**EXERCISE OBJECTIVE**
Every line in the listing is to be echoed verbatim.

---

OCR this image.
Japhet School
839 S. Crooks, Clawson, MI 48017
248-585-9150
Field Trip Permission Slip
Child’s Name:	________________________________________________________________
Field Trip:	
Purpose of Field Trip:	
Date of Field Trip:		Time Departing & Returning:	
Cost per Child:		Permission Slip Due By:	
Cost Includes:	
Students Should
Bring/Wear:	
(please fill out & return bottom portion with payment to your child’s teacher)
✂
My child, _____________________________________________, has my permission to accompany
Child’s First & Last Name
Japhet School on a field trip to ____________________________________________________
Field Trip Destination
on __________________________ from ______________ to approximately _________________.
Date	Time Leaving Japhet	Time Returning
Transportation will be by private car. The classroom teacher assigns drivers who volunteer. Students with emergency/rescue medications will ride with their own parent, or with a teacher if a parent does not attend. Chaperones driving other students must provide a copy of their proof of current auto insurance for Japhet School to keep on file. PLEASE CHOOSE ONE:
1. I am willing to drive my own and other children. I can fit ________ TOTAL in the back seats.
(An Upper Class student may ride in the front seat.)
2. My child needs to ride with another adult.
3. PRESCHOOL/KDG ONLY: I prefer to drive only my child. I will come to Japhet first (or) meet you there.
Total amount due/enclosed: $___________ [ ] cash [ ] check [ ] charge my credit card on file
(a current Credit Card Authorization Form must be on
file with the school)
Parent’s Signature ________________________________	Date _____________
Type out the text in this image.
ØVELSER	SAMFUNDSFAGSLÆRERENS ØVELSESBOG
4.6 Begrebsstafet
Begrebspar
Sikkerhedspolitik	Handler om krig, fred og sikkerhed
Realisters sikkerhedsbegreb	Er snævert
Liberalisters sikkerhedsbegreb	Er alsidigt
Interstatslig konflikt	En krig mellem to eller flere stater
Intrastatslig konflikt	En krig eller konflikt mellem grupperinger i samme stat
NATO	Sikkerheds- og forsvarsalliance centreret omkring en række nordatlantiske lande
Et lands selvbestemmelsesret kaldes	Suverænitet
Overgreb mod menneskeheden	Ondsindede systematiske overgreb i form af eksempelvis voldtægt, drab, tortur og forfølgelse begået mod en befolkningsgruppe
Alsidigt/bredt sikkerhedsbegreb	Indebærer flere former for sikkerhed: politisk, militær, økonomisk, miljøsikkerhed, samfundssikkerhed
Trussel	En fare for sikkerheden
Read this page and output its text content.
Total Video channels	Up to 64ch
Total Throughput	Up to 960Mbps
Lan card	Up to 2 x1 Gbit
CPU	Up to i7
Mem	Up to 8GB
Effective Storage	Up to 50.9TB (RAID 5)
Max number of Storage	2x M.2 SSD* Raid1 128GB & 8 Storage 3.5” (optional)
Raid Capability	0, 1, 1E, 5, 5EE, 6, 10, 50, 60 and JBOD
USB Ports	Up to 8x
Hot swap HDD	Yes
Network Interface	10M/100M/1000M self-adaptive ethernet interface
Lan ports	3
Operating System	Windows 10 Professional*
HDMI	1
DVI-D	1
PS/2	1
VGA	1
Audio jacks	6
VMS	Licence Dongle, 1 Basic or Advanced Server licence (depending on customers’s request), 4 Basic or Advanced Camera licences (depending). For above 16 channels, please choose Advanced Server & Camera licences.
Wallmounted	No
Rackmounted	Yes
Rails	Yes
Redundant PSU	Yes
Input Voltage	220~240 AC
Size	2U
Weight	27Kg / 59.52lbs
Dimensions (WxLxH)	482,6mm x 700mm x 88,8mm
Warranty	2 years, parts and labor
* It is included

---

**COMPLETE RESPONSE**
OCR this image.
Japhet School
839 S. Crooks, Clawson, MI 48017
248-585-9150
Field Trip Permission Slip
Child’s Name:	________________________________________________________________
Field Trip:	
Purpose of Field Trip:	
Date of Field Trip:		Time Departing & Returning:	
Cost per Child:		Permission Slip Due By:	
Cost Includes:	
Students Should
Bring/Wear:	
(please fill out & return bottom portion with payment to your child’s teacher)
✂
My child, _____________________________________________, has my permission to accompany
Child’s First & Last Name
Japhet School on a field trip to ____________________________________________________
Field Trip Destination
on __________________________ from ______________ to approximately _________________.
Date	Time Leaving Japhet	Time Returning
Transportation will be by private car. The classroom teacher assigns drivers who volunteer. Students with emergency/rescue medications will ride with their own parent, or with a teacher if a parent does not attend. Chaperones driving other students must provide a copy of their proof of current auto insurance for Japhet School to keep on file. PLEASE CHOOSE ONE:
1. I am willing to drive my own and other children. I can fit ________ TOTAL in the back seats.
(An Upper Class student may ride in the front seat.)
2. My child needs to ride with another adult.
3. PRESCHOOL/KDG ONLY: I prefer to drive only my child. I will come to Japhet first (or) meet you there.
Total amount due/enclosed: $___________ [ ] cash [ ] check [ ] charge my credit card on file
(a current Credit Card Authorization Form must be on
file with the school)
Parent’s Signature ________________________________	Date _____________
Type out the text in this image.
ØVELSER	SAMFUNDSFAGSLÆRERENS ØVELSESBOG
4.6 Begrebsstafet
Begrebspar
Sikkerhedspolitik	Handler om krig, fred og sikkerhed
Realisters sikkerhedsbegreb	Er snævert
Liberalisters sikkerhedsbegreb	Er alsidigt
Interstatslig konflikt	En krig mellem to eller flere stater
Intrastatslig konflikt	En krig eller konflikt mellem grupperinger i samme stat
NATO	Sikkerheds- og forsvarsalliance centreret omkring en række nordatlantiske lande
Et lands selvbestemmelsesret kaldes	Suverænitet
Overgreb mod menneskeheden	Ondsindede systematiske overgreb i form af eksempelvis voldtægt, drab, tortur og forfølgelse begået mod en befolkningsgruppe
Alsidigt/bredt sikkerhedsbegreb	Indebærer flere former for sikkerhed: politisk, militær, økonomisk, miljøsikkerhed, samfundssikkerhed
Trussel	En fare for sikkerheden
Read this page and output its text content.
Total Video channels	Up to 64ch
Total Throughput	Up to 960Mbps
Lan card	Up to 2 x1 Gbit
CPU	Up to i7
Mem	Up to 8GB
Effective Storage	Up to 50.9TB (RAID 5)
Max number of Storage	2x M.2 SSD* Raid1 128GB & 8 Storage 3.5” (optional)
Raid Capability	0, 1, 1E, 5, 5EE, 6, 10, 50, 60 and JBOD
USB Ports	Up to 8x
Hot swap HDD	Yes
Network Interface	10M/100M/1000M self-adaptive ethernet interface
Lan ports	3
Operating System	Windows 10 Professional*
HDMI	1
DVI-D	1
PS/2	1
VGA	1
Audio jacks	6
VMS	Licence Dongle, 1 Basic or Advanced Server licence (depending on customers’s request), 4 Basic or Advanced Camera licences (depending). For above 16 channels, please choose Advanced Server & Camera licences.
Wallmounted	No
Rackmounted	Yes
Rails	Yes
Redundant PSU	Yes
Input Voltage	220~240 AC
Size	2U
Weight	27Kg / 59.52lbs
Dimensions (WxLxH)	482,6mm x 700mm x 88,8mm
Warranty	2 years, parts and labor
* It is included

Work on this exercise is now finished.